EXERCISE DETAILS | Here are some records; copy every line that holds the word "screenshot".

Extracted data entries |

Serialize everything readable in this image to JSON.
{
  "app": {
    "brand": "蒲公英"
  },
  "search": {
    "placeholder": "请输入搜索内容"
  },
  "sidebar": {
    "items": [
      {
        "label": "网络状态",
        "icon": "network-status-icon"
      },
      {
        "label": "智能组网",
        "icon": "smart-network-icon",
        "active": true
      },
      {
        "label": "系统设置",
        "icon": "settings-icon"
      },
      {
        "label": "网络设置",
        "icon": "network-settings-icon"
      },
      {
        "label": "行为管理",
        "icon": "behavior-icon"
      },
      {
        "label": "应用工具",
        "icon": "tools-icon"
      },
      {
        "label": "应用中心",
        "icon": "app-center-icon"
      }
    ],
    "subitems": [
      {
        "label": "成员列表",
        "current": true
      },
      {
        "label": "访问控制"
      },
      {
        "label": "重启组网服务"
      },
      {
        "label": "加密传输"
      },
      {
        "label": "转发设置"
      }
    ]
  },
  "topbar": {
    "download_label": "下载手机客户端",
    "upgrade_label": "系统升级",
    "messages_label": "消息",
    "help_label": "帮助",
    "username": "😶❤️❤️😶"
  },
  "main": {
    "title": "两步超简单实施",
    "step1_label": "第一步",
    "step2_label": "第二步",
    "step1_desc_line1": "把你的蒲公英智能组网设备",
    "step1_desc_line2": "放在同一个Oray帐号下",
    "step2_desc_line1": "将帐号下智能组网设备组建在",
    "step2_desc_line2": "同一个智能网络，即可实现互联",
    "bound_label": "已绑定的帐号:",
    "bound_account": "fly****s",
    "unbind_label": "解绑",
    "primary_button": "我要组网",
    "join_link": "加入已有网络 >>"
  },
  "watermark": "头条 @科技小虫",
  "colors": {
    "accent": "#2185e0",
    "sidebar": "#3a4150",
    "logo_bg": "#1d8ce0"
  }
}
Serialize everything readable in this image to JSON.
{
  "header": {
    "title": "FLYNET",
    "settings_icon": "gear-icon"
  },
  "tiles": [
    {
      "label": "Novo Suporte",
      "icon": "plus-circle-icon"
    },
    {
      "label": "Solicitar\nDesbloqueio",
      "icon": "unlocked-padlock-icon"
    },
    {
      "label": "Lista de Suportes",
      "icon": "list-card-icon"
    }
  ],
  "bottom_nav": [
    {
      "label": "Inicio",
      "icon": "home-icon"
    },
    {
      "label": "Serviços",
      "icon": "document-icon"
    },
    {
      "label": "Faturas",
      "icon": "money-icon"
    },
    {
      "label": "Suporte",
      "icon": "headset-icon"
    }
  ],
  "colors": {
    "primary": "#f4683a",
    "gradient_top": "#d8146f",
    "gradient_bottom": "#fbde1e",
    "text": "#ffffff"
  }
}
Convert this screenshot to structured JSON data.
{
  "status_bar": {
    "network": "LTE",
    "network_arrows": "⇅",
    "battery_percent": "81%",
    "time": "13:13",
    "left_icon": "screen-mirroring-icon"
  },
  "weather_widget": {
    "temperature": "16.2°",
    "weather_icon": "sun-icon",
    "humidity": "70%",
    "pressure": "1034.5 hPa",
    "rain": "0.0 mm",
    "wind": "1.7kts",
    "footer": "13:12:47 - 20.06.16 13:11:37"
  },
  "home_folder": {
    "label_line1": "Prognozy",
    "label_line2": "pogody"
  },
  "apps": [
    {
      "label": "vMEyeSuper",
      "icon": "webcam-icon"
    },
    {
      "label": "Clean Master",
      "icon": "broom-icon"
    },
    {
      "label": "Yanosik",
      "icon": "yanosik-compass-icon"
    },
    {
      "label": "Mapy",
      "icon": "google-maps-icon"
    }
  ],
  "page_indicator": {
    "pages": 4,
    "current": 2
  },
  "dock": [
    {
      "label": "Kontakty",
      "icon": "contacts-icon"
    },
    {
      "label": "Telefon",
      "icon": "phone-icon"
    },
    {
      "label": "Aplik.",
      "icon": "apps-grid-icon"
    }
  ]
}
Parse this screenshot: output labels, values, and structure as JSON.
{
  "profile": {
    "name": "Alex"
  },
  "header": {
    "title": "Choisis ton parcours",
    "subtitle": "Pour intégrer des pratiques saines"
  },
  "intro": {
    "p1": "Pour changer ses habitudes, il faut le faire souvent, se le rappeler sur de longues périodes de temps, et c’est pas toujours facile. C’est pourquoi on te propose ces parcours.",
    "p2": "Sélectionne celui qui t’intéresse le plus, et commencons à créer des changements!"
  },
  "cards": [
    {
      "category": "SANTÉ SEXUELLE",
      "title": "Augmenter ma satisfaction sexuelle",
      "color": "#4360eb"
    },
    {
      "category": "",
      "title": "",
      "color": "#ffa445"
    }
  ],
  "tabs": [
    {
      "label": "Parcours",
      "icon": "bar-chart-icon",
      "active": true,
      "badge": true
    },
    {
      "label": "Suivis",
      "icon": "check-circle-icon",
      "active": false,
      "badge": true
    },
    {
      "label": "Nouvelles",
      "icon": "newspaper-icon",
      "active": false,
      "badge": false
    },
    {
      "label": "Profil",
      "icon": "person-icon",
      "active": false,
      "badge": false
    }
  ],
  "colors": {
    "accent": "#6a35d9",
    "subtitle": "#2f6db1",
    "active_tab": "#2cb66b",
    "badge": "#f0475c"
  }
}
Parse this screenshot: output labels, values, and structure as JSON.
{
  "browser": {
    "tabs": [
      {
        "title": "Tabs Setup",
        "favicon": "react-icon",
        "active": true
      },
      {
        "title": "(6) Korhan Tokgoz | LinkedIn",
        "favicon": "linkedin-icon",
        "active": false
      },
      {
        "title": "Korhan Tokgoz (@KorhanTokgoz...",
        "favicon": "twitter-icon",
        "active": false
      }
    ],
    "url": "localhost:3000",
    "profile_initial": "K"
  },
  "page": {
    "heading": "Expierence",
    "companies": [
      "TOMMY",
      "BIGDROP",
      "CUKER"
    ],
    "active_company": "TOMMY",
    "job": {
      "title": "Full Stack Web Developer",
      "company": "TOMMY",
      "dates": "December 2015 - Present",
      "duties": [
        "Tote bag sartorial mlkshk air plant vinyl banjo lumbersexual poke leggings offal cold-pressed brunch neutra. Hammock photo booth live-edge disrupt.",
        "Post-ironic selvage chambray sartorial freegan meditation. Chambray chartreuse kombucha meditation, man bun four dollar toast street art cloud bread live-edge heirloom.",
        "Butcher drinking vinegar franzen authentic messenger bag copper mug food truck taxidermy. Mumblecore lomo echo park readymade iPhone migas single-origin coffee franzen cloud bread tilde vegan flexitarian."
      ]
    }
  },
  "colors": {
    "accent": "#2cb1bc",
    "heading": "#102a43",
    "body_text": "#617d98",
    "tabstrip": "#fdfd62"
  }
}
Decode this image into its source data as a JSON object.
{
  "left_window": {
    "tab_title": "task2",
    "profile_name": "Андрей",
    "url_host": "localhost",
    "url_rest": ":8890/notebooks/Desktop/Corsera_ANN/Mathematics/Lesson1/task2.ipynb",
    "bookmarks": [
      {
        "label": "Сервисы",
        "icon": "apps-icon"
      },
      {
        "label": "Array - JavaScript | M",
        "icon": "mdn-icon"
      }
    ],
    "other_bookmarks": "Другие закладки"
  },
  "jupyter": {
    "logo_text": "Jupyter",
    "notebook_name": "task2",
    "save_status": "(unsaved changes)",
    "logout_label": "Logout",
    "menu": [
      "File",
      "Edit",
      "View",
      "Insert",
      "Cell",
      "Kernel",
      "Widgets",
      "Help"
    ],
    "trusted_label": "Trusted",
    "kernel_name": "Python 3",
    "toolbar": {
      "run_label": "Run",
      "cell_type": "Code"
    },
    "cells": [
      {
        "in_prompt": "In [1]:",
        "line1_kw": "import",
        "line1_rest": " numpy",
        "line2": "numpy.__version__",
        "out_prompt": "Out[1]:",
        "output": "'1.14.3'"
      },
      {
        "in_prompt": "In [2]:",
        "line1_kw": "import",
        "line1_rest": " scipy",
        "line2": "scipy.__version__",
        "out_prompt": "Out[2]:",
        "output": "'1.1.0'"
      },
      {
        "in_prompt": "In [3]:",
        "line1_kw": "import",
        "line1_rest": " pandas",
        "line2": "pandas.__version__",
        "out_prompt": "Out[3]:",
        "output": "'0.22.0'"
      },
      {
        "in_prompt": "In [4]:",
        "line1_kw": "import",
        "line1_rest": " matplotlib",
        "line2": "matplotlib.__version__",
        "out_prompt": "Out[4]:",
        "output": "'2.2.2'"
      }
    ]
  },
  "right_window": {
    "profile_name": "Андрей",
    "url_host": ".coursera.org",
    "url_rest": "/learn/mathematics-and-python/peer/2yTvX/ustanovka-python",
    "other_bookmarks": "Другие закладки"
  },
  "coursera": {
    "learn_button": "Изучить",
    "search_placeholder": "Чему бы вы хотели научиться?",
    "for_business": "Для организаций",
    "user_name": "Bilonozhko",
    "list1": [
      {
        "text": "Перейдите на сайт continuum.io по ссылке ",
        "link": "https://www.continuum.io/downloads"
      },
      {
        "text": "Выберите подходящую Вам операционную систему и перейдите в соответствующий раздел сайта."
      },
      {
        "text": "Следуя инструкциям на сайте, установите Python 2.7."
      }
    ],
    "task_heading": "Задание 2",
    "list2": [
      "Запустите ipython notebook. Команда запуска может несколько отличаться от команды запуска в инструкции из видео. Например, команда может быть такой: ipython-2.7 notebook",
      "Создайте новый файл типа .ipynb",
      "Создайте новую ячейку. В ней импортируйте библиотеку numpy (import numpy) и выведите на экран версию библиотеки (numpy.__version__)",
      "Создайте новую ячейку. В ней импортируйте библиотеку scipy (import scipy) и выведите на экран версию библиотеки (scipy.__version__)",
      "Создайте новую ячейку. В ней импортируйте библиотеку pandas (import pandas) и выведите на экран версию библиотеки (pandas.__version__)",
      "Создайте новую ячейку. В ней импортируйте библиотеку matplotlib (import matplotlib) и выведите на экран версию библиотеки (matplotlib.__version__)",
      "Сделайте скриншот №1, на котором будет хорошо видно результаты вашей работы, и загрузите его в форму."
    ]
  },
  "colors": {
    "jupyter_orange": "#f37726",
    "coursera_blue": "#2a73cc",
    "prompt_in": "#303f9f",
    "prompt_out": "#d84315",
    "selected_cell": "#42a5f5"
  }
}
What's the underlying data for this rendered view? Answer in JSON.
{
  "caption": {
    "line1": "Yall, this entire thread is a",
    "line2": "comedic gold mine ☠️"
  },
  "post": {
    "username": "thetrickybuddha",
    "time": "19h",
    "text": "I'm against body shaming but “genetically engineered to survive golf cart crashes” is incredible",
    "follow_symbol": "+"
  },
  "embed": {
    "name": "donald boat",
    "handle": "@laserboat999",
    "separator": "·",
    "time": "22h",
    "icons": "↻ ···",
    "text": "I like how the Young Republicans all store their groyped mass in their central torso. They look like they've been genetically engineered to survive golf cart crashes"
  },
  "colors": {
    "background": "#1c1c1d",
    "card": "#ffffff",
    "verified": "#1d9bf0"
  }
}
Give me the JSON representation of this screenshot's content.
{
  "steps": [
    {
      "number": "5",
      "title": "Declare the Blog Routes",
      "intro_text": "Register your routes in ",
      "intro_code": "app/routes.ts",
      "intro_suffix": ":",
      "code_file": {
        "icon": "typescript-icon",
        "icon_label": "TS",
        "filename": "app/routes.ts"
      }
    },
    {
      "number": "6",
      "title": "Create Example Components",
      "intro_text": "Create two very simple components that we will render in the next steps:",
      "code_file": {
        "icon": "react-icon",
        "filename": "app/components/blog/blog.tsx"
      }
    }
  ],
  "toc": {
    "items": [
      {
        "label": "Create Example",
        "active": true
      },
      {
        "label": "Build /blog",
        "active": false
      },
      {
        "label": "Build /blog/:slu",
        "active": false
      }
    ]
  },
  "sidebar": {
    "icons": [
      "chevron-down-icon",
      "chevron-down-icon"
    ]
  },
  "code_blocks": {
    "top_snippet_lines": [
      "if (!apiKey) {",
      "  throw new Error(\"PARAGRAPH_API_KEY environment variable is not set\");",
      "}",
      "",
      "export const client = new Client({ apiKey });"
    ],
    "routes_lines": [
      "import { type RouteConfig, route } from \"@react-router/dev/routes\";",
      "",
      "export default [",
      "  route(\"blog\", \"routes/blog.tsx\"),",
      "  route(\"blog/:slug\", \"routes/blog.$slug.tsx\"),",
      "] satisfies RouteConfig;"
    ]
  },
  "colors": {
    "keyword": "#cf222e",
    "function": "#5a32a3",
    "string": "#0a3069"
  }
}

EXPECTED ANSWER |
Convert this screenshot to structured JSON data.
Parse this screenshot: output labels, values, and structure as JSON.
Parse this screenshot: output labels, values, and structure as JSON.
Give me the JSON representation of this screenshot's content.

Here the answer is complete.